Data items
---+---

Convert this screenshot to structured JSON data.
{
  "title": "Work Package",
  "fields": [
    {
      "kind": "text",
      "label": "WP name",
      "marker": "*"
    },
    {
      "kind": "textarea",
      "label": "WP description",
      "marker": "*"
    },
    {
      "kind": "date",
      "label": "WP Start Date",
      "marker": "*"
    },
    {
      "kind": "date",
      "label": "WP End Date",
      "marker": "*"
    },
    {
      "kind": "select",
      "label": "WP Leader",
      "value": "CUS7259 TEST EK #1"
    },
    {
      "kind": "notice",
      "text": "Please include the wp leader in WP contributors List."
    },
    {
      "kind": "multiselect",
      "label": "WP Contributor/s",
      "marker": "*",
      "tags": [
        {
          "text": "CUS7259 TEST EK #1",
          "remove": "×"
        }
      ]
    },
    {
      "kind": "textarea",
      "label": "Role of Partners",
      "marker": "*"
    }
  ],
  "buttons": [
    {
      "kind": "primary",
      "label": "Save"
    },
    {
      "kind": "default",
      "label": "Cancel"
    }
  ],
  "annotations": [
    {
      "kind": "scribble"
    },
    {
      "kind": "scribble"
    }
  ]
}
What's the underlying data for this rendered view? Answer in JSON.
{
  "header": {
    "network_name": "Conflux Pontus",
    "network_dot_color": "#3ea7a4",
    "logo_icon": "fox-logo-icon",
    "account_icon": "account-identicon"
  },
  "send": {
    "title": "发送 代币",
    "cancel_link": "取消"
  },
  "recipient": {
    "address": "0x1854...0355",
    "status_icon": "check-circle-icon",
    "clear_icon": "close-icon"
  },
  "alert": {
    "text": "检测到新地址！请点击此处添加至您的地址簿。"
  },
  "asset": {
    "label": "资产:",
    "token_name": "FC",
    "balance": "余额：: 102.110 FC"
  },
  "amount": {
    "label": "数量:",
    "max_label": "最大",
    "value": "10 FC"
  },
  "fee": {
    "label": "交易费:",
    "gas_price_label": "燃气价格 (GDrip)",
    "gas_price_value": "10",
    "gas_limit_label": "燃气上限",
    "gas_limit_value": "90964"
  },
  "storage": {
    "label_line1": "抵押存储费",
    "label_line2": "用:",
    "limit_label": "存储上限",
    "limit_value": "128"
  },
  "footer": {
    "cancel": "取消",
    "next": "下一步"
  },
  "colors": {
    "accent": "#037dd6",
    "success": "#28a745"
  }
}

---+---

* _Task statement_
Copy every record exactly, with nothing added or dropped.

* _Written answer_
Convert this screenshot to structured JSON data.
{
  "title": "Work Package",
  "fields": [
    {
      "kind": "text",
      "label": "WP name",
      "marker": "*"
    },
    {
      "kind": "textarea",
      "label": "WP description",
      "marker": "*"
    },
    {
      "kind": "date",
      "label": "WP Start Date",
      "marker": "*"
    },
    {
      "kind": "date",
      "label": "WP End Date",
      "marker": "*"
    },
    {
      "kind": "select",
      "label": "WP Leader",
      "value": "CUS7259 TEST EK #1"
    },
    {
      "kind": "notice",
      "text": "Please include the wp leader in WP contributors List."
    },
    {
      "kind": "multiselect",
      "label": "WP Contributor/s",
      "marker": "*",
      "tags": [
        {
          "text": "CUS7259 TEST EK #1",
          "remove": "×"
        }
      ]
    },
    {
      "kind": "textarea",
      "label": "Role of Partners",
      "marker": "*"
    }
  ],
  "buttons": [
    {
      "kind": "primary",
      "label": "Save"
    },
    {
      "kind": "default",
      "label": "Cancel"
    }
  ],
  "annotations": [
    {
      "kind": "scribble"
    },
    {
      "kind": "scribble"
    }
  ]
}
What's the underlying data for this rendered view? Answer in JSON.
{
  "header": {
    "network_name": "Conflux Pontus",
    "network_dot_color": "#3ea7a4",
    "logo_icon": "fox-logo-icon",
    "account_icon": "account-identicon"
  },
  "send": {
    "title": "发送 代币",
    "cancel_link": "取消"
  },
  "recipient": {
    "address": "0x1854...0355",
    "status_icon": "check-circle-icon",
    "clear_icon": "close-icon"
  },
  "alert": {
    "text": "检测到新地址！请点击此处添加至您的地址簿。"
  },
  "asset": {
    "label": "资产:",
    "token_name": "FC",
    "balance": "余额：: 102.110 FC"
  },
  "amount": {
    "label": "数量:",
    "max_label": "最大",
    "value": "10 FC"
  },
  "fee": {
    "label": "交易费:",
    "gas_price_label": "燃气价格 (GDrip)",
    "gas_price_value": "10",
    "gas_limit_label": "燃气上限",
    "gas_limit_value": "90964"
  },
  "storage": {
    "label_line1": "抵押存储费",
    "label_line2": "用:",
    "limit_label": "存储上限",
    "limit_value": "128"
  },
  "footer": {
    "cancel": "取消",
    "next": "下一步"
  },
  "colors": {
    "accent": "#037dd6",
    "success": "#28a745"
  }
}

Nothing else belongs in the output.